Study text:
Abstract
We describe a case of myocarditis associated with a brown recluse spider bite in a 31-year-old man. Cardiac magnetic resonance revealed late gadolinium enhancement in the lateral wall and inferior wall. There was also regional elevation of the myocardial T2 and extracellular volume indicative of myocardial edema. (Level of Difficulty: Intermediate.)
Key Words: acute heart failure, cardiac magnetic resonance, cardiomyopathy, chest pain, imaging, MR sequences, myocardial ischemia, systolic heart failure
Abbreviations and Acronyms: CMR, cardiac magnetic resonance; ECG, electrocardiogram
Graphical abstract

History of Presentation
A 31-year-old man who presented with a diffuse erythematous rash and fever and chills 3 days after a spider bite was found to have hemolysis, acute kidney injury, and mild rhabdomyolysis. A diagnosis of loxoscelism was made based on the patient’s report of a brown spider found immediately after the bite, in a region where brown recluse spiders are endemic, and the presence of classic signs and symptoms. On hospital day 3, he developed chest pain and diffuse ST-segment elevation on electrocardiogram (ECG). Given a rising troponin I (peaked at 24 ng/mL, normal <0.04 ng/mL), he was taken to the cardiac catheterization lab, which revealed diffuse nonobstructive coronary disease. Cardiac magnetic resonance (CMR) was performed to further characterize suspected myopericarditis.

Provided material:
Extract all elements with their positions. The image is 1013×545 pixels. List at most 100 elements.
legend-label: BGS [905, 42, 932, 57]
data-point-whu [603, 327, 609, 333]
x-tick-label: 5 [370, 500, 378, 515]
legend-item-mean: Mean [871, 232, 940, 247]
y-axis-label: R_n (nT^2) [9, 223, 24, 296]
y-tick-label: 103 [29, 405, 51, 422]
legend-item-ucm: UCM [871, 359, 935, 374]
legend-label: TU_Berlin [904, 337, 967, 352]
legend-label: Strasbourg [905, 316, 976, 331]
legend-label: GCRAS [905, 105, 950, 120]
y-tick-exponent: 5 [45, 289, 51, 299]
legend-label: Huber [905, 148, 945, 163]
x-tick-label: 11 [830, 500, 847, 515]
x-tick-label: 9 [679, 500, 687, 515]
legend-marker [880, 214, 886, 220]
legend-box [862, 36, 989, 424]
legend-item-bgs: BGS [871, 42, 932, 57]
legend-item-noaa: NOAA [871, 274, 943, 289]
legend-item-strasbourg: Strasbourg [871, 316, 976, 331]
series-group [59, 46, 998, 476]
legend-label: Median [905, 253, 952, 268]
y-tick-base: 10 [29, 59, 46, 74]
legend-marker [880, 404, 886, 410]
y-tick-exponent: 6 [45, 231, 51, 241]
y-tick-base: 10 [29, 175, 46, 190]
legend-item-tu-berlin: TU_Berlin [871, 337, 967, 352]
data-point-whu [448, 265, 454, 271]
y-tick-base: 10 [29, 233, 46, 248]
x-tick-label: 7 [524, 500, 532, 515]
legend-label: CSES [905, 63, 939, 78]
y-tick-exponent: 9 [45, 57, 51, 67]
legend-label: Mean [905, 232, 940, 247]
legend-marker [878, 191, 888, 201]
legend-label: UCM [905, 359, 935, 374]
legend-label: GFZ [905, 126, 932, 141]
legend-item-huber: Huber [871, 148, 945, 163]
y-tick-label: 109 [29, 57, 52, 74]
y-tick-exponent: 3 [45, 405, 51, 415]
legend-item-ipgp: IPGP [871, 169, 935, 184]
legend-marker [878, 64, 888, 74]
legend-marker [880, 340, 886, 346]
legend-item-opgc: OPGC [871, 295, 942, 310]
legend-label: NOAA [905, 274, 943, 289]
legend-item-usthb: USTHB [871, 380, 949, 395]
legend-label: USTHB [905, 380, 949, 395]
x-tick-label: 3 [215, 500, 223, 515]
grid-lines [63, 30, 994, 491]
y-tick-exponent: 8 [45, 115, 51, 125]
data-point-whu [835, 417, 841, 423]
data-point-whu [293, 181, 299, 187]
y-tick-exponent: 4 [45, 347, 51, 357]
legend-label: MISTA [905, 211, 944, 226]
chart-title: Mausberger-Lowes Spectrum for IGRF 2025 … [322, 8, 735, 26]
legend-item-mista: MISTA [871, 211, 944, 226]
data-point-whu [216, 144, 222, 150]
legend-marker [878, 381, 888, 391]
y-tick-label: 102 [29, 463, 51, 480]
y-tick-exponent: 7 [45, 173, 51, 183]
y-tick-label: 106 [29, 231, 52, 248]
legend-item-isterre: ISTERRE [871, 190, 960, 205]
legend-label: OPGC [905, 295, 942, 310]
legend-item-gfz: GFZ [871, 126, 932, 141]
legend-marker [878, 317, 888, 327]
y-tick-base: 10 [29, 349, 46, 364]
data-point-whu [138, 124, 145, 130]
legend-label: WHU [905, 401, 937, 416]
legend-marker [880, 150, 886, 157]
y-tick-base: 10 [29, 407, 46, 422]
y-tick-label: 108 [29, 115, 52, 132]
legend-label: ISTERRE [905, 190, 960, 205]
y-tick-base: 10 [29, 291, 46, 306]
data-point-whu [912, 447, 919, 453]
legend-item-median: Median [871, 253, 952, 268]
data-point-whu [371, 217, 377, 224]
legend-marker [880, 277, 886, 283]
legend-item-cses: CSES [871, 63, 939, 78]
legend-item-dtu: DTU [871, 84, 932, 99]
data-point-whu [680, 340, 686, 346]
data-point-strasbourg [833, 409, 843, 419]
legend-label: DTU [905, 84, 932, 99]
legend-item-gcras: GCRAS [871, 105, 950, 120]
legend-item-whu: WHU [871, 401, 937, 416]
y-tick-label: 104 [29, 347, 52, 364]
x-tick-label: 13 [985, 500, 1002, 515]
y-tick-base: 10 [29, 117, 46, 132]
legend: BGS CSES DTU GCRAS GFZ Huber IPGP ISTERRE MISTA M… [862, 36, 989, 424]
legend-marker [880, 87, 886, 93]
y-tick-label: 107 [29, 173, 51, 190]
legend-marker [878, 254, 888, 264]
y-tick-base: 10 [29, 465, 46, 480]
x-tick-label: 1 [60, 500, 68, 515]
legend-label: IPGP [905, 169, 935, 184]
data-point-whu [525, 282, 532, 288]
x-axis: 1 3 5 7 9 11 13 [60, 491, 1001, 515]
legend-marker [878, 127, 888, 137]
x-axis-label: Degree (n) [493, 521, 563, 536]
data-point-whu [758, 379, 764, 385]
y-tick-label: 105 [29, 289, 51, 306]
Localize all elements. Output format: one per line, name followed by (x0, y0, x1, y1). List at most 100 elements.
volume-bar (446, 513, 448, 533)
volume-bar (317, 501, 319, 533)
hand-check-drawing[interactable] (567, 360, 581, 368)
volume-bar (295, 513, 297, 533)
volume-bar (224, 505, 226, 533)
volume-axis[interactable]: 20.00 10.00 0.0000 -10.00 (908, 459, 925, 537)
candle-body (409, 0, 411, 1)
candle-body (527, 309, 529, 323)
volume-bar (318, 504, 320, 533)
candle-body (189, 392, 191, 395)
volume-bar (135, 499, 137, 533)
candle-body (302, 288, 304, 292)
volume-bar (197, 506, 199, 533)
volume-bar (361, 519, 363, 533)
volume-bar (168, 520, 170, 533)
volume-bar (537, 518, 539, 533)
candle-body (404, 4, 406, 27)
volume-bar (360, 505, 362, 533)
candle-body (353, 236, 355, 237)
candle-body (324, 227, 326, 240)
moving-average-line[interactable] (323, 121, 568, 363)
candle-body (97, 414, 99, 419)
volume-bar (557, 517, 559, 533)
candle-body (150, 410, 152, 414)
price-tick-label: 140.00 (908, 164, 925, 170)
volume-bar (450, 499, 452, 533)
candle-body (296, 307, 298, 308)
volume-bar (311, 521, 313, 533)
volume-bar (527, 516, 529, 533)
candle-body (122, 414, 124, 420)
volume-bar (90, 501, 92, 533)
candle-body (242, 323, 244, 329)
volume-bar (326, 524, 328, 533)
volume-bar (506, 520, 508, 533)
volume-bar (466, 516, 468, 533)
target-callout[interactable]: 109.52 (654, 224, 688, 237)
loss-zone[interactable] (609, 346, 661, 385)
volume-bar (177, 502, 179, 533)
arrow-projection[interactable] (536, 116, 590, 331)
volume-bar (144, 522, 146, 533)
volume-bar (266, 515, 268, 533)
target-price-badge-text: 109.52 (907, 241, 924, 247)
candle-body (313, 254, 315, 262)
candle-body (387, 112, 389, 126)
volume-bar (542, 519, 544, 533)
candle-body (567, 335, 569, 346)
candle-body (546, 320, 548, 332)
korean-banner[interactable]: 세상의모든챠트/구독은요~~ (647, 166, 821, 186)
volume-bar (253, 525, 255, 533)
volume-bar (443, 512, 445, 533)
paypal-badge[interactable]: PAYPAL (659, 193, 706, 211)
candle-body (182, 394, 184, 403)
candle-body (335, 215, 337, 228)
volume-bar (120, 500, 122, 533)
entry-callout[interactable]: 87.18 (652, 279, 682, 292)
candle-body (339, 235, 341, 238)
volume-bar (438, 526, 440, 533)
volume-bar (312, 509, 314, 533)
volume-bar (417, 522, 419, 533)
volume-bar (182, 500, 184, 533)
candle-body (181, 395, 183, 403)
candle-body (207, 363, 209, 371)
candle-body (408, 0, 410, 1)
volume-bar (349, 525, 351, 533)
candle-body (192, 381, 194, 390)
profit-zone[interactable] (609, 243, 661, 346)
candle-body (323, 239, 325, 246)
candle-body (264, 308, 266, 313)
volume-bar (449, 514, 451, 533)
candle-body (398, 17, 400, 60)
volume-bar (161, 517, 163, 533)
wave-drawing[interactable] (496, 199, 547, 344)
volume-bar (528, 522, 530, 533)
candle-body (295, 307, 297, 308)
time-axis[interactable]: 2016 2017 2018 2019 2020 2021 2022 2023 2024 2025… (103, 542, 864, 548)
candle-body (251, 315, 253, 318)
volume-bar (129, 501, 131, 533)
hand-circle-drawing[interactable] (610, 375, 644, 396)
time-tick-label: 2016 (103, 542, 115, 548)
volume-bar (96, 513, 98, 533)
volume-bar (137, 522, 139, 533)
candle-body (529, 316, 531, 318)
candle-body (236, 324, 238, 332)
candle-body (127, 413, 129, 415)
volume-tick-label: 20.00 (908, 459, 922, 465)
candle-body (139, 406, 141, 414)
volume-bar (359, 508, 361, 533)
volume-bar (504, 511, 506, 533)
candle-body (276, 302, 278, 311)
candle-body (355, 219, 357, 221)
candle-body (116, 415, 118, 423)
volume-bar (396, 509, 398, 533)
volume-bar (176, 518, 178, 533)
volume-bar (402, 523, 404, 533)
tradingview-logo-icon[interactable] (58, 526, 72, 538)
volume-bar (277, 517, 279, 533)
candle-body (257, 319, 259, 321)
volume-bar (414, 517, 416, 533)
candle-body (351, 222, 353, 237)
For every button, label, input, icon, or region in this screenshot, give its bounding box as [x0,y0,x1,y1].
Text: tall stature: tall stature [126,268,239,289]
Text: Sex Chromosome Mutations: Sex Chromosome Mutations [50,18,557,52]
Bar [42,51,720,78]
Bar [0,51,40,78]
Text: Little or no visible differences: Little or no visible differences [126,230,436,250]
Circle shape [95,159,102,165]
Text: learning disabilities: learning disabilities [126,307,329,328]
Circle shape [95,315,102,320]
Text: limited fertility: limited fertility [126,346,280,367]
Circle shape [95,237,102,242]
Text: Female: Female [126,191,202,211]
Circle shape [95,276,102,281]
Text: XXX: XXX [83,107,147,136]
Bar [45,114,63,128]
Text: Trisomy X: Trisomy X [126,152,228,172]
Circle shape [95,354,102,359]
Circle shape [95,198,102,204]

Activity:
Reproduce verbatim the passage of the case report that runs from "History of Presentation" up to and including "characterize suspected myopericarditis.". Rely only on the case report itself and not on the material.

Solution to this exercise:
History of Presentation
A 31-year-old man who presented with a diffuse erythematous rash and fever and chills 3 days after a spider bite was found to have hemolysis, acute kidney injury, and mild rhabdomyolysis. A diagnosis of loxoscelism was made based on the patient’s report of a brown spider found immediately after the bite, in a region where brown recluse spiders are endemic, and the presence of classic signs and symptoms. On hospital day 3, he developed chest pain and diffuse ST-segment elevation on electrocardiogram (ECG). Given a rising troponin I (peaked at 24 ng/mL, normal <0.04 ng/mL), he was taken to the cardiac catheterization lab, which revealed diffuse nonobstructive coronary disease. Cardiac magnetic resonance (CMR) was performed to further characterize suspected myopericarditis.